====== Exercise materials

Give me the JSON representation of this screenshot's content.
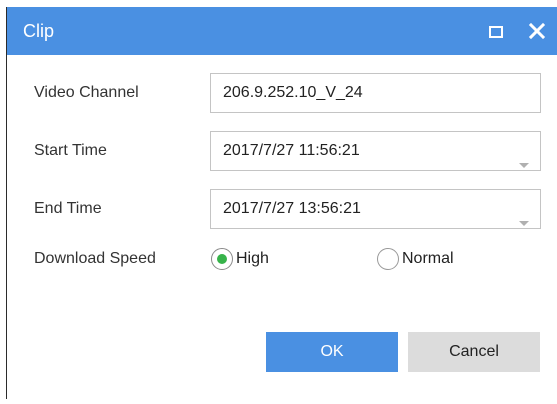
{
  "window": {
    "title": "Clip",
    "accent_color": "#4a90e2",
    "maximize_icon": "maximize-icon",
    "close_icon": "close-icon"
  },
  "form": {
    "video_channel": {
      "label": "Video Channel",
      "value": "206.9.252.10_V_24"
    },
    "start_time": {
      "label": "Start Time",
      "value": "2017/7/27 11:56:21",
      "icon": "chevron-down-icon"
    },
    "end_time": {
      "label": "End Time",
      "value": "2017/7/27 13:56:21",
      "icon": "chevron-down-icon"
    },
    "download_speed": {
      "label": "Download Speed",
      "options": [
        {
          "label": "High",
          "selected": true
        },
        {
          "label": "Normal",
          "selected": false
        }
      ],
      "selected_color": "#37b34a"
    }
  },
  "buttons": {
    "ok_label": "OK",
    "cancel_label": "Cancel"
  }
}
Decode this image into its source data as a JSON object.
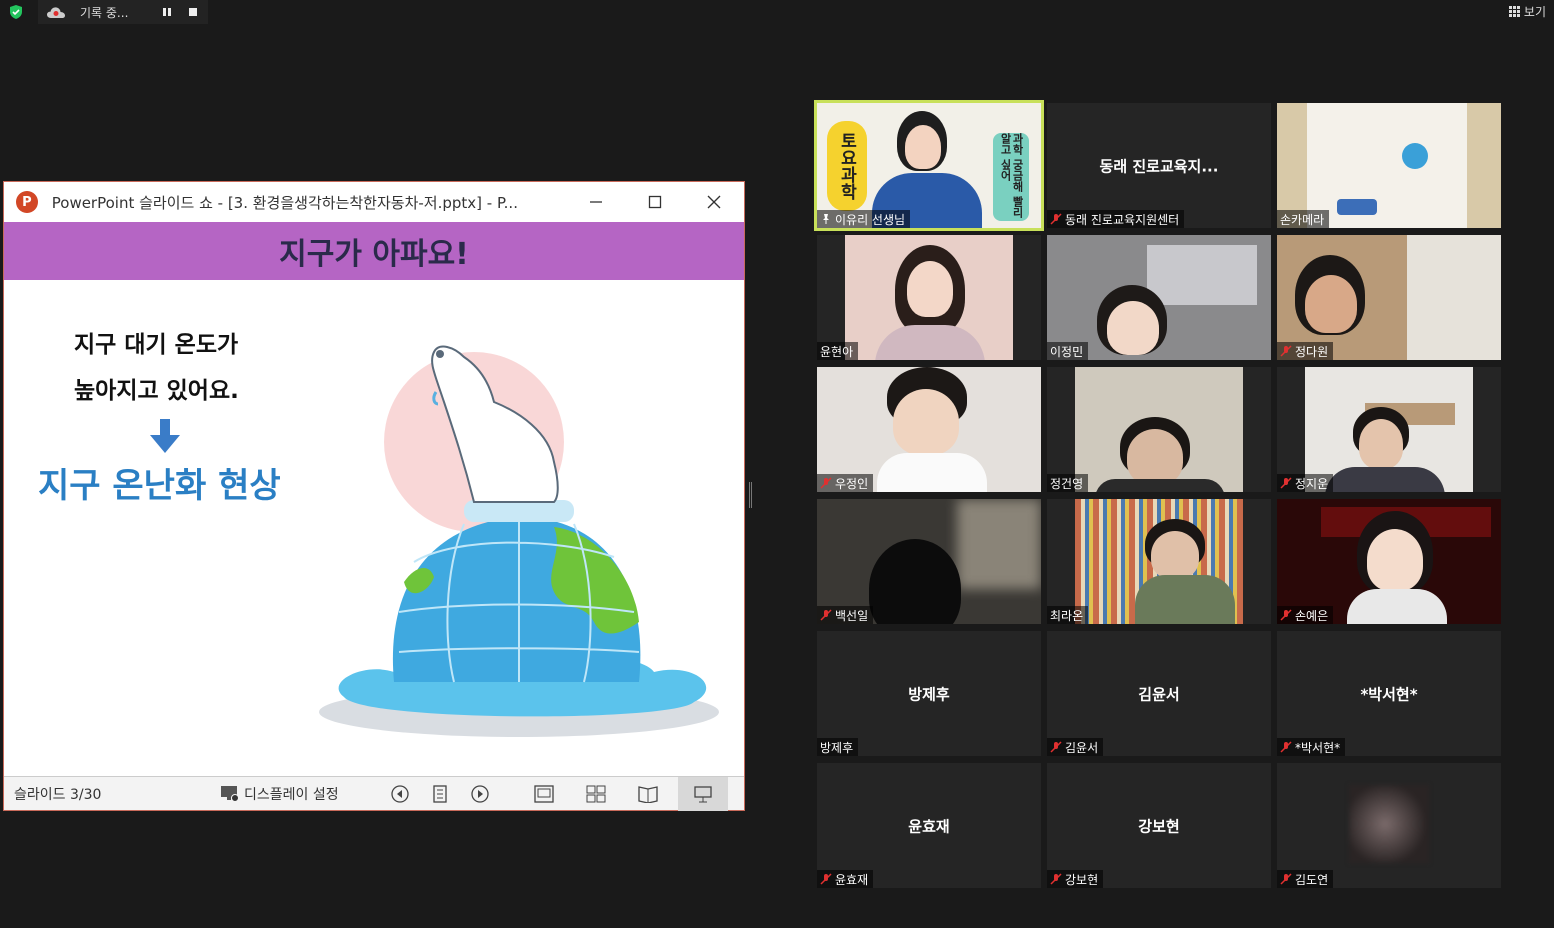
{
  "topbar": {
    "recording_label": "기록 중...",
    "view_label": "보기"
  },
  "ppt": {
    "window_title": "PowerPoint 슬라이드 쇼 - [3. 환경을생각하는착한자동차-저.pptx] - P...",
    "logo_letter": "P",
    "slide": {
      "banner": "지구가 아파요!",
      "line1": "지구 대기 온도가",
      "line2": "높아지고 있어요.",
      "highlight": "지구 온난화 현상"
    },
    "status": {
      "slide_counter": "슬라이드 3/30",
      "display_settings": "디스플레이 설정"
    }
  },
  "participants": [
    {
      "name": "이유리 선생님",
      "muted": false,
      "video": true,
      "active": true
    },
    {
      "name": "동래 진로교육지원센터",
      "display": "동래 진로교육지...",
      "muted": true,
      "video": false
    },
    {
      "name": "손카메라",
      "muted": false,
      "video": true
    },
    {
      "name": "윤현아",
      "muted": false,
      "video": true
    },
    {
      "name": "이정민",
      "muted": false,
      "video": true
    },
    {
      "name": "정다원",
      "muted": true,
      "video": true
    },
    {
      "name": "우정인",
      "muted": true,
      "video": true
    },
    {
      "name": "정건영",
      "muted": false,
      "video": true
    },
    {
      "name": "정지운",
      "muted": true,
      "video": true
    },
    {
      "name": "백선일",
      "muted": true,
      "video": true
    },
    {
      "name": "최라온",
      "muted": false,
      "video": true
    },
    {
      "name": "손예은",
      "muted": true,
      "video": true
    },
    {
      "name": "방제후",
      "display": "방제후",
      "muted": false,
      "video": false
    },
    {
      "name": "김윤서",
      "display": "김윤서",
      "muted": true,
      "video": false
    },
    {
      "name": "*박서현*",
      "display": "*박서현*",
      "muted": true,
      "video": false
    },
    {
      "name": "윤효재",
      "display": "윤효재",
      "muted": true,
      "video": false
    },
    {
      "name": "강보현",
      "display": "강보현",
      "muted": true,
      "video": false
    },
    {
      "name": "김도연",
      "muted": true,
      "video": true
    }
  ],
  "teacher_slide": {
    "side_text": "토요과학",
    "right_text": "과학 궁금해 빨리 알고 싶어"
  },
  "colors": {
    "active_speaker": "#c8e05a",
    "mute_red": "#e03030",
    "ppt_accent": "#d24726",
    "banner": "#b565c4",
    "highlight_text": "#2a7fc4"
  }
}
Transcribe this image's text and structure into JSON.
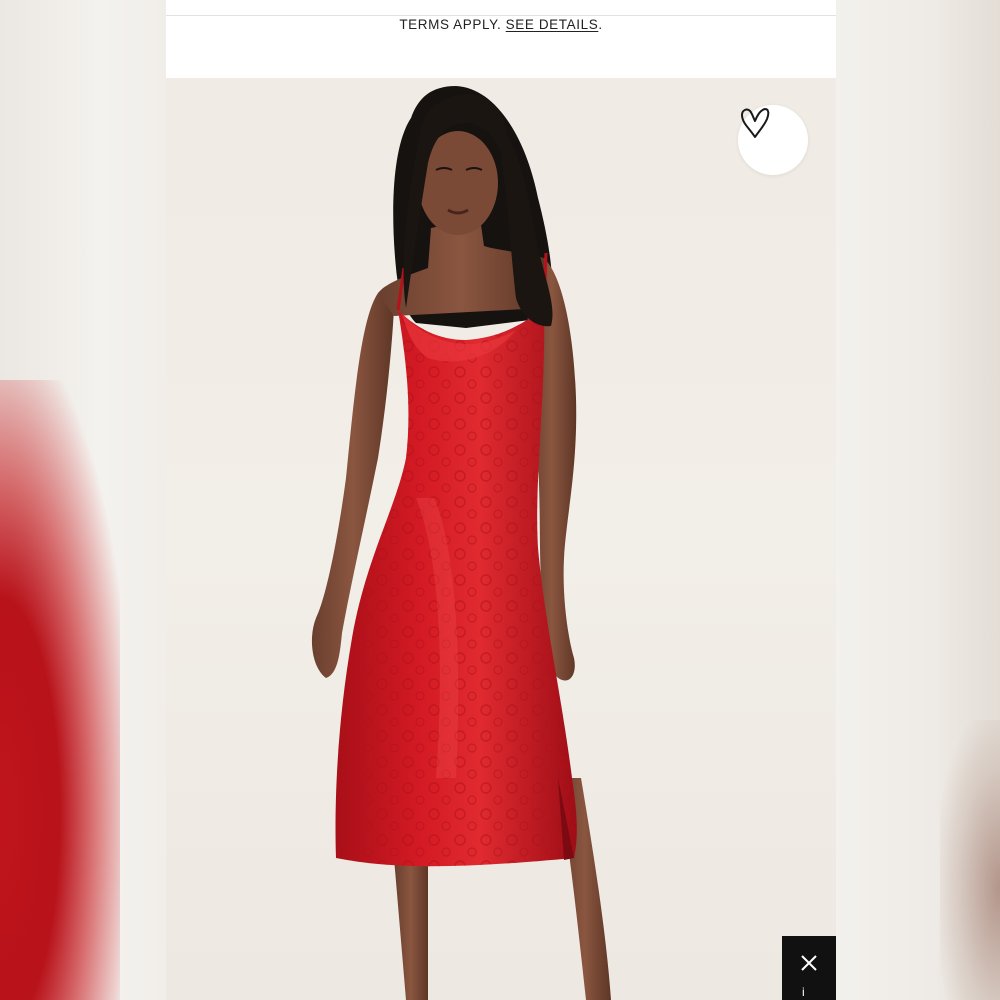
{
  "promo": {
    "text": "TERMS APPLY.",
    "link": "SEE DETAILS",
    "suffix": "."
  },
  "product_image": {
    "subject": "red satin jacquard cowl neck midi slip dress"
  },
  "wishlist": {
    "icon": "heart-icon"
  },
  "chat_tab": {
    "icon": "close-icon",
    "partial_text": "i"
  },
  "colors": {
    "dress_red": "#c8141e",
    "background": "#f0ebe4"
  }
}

============

Exercise description
All of the records above must be copied exactly, except for the pictures.

Solved exercise
Give me the JSON representation of this screenshot's content.
{
  "window": {
    "title": "Clip",
    "accent_color": "#4a90e2",
    "maximize_icon": "maximize-icon",
    "close_icon": "close-icon"
  },
  "form": {
    "video_channel": {
      "label": "Video Channel",
      "value": "206.9.252.10_V_24"
    },
    "start_time": {
      "label": "Start Time",
      "value": "2017/7/27 11:56:21",
      "icon": "chevron-down-icon"
    },
    "end_time": {
      "label": "End Time",
      "value": "2017/7/27 13:56:21",
      "icon": "chevron-down-icon"
    },
    "download_speed": {
      "label": "Download Speed",
      "options": [
        {
          "label": "High",
          "selected": true
        },
        {
          "label": "Normal",
          "selected": false
        }
      ],
      "selected_color": "#37b34a"
    }
  },
  "buttons": {
    "ok_label": "OK",
    "cancel_label": "Cancel"
  }
}
Decode this image into its source data as a JSON object.
{
  "topbar": {
    "recording_label": "기록 중...",
    "view_label": "보기"
  },
  "ppt": {
    "window_title": "PowerPoint 슬라이드 쇼 - [3. 환경을생각하는착한자동차-저.pptx] - P...",
    "logo_letter": "P",
    "slide": {
      "banner": "지구가 아파요!",
      "line1": "지구 대기 온도가",
      "line2": "높아지고 있어요.",
      "highlight": "지구 온난화 현상"
    },
    "status": {
      "slide_counter": "슬라이드 3/30",
      "display_settings": "디스플레이 설정"
    }
  },
  "participants": [
    {
      "name": "이유리 선생님",
      "muted": false,
      "video": true,
      "active": true
    },
    {
      "name": "동래 진로교육지원센터",
      "display": "동래 진로교육지...",
      "muted": true,
      "video": false
    },
    {
      "name": "손카메라",
      "muted": false,
      "video": true
    },
    {
      "name": "윤현아",
      "muted": false,
      "video": true
    },
    {
      "name": "이정민",
      "muted": false,
      "video": true
    },
    {
      "name": "정다원",
      "muted": true,
      "video": true
    },
    {
      "name": "우정인",
      "muted": true,
      "video": true
    },
    {
      "name": "정건영",
      "muted": false,
      "video": true
    },
    {
      "name": "정지운",
      "muted": true,
      "video": true
    },
    {
      "name": "백선일",
      "muted": true,
      "video": true
    },
    {
      "name": "최라온",
      "muted": false,
      "video": true
    },
    {
      "name": "손예은",
      "muted": true,
      "video": true
    },
    {
      "name": "방제후",
      "display": "방제후",
      "muted": false,
      "video": false
    },
    {
      "name": "김윤서",
      "display": "김윤서",
      "muted": true,
      "video": false
    },
    {
      "name": "*박서현*",
      "display": "*박서현*",
      "muted": true,
      "video": false
    },
    {
      "name": "윤효재",
      "display": "윤효재",
      "muted": true,
      "video": false
    },
    {
      "name": "강보현",
      "display": "강보현",
      "muted": true,
      "video": false
    },
    {
      "name": "김도연",
      "muted": true,
      "video": true
    }
  ],
  "teacher_slide": {
    "side_text": "토요과학",
    "right_text": "과학 궁금해 빨리 알고 싶어"
  },
  "colors": {
    "active_speaker": "#c8e05a",
    "mute_red": "#e03030",
    "ppt_accent": "#d24726",
    "banner": "#b565c4",
    "highlight_text": "#2a7fc4"
  }
}
Transcribe this image's text and structure into JSON.
{
  "promo": {
    "text": "TERMS APPLY.",
    "link": "SEE DETAILS",
    "suffix": "."
  },
  "product_image": {
    "subject": "red satin jacquard cowl neck midi slip dress"
  },
  "wishlist": {
    "icon": "heart-icon"
  },
  "chat_tab": {
    "icon": "close-icon",
    "partial_text": "i"
  },
  "colors": {
    "dress_red": "#c8141e",
    "background": "#f0ebe4"
  }
}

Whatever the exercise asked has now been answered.